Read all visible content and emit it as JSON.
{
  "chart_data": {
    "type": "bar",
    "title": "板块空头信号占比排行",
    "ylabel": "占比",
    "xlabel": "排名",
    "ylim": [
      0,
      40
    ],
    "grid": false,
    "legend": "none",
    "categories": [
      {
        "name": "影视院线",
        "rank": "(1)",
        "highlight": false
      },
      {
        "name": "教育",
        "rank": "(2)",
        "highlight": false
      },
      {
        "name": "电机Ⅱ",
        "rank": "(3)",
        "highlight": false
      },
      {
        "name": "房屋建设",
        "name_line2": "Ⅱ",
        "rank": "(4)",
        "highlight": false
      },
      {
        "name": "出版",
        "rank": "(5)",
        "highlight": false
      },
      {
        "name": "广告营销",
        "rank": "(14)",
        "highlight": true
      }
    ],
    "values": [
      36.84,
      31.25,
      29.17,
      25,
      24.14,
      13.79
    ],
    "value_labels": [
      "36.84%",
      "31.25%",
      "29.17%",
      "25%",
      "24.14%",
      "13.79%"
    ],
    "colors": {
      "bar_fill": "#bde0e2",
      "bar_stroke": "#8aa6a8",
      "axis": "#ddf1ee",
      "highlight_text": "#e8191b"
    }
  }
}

::::::::

• _What is expected_: Make an exact copy of every line in the data.

• _Exercise output_:
Read all visible content and emit it as JSON.
{
  "chart_data": {
    "type": "bar",
    "title": "板块空头信号占比排行",
    "ylabel": "占比",
    "xlabel": "排名",
    "ylim": [
      0,
      40
    ],
    "grid": false,
    "legend": "none",
    "categories": [
      {
        "name": "影视院线",
        "rank": "(1)",
        "highlight": false
      },
      {
        "name": "教育",
        "rank": "(2)",
        "highlight": false
      },
      {
        "name": "电机Ⅱ",
        "rank": "(3)",
        "highlight": false
      },
      {
        "name": "房屋建设",
        "name_line2": "Ⅱ",
        "rank": "(4)",
        "highlight": false
      },
      {
        "name": "出版",
        "rank": "(5)",
        "highlight": false
      },
      {
        "name": "广告营销",
        "rank": "(14)",
        "highlight": true
      }
    ],
    "values": [
      36.84,
      31.25,
      29.17,
      25,
      24.14,
      13.79
    ],
    "value_labels": [
      "36.84%",
      "31.25%",
      "29.17%",
      "25%",
      "24.14%",
      "13.79%"
    ],
    "colors": {
      "bar_fill": "#bde0e2",
      "bar_stroke": "#8aa6a8",
      "axis": "#ddf1ee",
      "highlight_text": "#e8191b"
    }
  }
}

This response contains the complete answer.